**TASK TO COMPLETE**
Pick out every line holding the string "mirror" and copy it.

— begin MATERIALS PROVIDED —

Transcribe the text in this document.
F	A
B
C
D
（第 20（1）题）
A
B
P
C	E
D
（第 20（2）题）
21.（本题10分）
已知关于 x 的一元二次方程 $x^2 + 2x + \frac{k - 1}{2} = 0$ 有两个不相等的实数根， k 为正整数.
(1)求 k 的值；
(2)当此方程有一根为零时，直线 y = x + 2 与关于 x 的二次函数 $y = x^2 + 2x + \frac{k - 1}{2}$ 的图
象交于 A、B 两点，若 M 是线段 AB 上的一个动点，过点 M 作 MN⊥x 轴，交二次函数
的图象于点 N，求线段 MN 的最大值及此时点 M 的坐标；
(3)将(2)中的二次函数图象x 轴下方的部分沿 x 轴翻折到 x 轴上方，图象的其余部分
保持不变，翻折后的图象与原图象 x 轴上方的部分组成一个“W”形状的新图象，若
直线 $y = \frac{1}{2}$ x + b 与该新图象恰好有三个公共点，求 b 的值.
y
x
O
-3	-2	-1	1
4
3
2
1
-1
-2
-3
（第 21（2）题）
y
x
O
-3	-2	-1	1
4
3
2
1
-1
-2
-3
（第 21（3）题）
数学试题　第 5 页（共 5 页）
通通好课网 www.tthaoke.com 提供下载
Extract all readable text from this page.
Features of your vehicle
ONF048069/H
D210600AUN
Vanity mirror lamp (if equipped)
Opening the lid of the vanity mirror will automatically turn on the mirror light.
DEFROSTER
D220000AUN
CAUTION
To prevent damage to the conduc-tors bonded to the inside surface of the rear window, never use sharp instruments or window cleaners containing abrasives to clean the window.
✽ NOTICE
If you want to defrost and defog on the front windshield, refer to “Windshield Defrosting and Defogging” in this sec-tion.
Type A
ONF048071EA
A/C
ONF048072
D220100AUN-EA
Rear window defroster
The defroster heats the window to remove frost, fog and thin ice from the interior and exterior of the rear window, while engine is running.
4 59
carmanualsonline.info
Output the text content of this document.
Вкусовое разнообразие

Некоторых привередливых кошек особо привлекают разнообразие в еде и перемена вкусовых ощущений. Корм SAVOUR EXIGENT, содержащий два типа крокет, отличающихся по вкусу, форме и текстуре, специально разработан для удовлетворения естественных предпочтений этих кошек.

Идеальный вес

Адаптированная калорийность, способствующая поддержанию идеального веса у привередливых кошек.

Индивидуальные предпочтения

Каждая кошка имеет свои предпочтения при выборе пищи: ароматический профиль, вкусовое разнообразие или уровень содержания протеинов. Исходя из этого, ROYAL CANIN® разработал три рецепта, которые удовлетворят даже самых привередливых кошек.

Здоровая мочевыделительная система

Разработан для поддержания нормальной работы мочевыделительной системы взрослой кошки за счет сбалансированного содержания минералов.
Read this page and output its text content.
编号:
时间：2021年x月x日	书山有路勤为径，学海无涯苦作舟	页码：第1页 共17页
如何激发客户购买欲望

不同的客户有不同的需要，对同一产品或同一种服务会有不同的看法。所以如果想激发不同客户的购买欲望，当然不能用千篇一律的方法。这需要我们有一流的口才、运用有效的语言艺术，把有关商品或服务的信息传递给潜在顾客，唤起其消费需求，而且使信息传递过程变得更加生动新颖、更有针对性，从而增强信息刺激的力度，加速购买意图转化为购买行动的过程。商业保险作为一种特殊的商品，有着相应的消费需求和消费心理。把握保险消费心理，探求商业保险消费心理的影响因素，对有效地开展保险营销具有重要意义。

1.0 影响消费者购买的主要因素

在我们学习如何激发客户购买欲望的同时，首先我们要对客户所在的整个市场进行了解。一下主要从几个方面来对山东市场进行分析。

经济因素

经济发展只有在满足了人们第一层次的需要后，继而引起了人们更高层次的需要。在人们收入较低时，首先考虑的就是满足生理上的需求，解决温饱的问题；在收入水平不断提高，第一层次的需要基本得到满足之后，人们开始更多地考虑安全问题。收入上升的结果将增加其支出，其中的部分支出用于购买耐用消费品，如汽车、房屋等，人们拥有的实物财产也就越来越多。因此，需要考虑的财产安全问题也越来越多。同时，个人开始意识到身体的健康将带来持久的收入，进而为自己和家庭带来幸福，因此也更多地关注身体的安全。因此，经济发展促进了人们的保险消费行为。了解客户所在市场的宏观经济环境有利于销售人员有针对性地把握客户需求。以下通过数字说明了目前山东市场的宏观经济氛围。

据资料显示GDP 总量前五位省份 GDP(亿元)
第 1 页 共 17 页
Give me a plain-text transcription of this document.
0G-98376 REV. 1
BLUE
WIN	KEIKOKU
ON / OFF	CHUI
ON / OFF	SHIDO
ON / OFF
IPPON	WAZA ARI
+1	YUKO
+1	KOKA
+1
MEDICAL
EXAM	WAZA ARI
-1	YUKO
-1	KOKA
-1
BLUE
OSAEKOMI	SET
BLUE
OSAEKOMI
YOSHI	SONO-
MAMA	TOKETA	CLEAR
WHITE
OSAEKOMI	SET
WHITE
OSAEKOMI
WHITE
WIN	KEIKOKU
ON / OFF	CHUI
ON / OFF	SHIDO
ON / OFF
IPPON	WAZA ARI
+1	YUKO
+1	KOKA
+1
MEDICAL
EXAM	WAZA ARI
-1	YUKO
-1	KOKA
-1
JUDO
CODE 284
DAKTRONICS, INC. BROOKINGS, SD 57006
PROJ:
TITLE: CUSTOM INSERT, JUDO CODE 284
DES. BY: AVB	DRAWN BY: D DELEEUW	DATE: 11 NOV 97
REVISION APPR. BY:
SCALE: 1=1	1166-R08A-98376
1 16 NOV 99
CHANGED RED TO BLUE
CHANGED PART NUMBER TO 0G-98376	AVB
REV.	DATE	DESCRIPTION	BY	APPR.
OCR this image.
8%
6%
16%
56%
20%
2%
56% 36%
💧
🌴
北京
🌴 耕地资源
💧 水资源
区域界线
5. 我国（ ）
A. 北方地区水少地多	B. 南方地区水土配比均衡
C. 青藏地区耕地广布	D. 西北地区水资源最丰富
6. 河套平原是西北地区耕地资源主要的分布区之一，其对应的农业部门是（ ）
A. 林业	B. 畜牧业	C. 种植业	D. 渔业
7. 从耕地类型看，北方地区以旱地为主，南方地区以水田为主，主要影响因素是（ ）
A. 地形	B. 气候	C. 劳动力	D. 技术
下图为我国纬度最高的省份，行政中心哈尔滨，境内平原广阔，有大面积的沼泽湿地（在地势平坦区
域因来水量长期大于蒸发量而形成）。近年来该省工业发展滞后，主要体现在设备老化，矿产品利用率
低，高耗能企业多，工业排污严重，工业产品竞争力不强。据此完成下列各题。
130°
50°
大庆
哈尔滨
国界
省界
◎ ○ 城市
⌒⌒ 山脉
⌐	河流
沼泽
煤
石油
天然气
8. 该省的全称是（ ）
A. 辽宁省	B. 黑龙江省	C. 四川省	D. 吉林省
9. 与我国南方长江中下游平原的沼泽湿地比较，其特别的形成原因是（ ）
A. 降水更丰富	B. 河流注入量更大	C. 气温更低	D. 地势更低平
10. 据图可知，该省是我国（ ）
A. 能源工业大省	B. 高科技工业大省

— end MATERIALS PROVIDED —

**EXERCISE SOLUTION**
Vanity mirror lamp (if equipped)
Opening the lid of the vanity mirror will automatically turn on the mirror light.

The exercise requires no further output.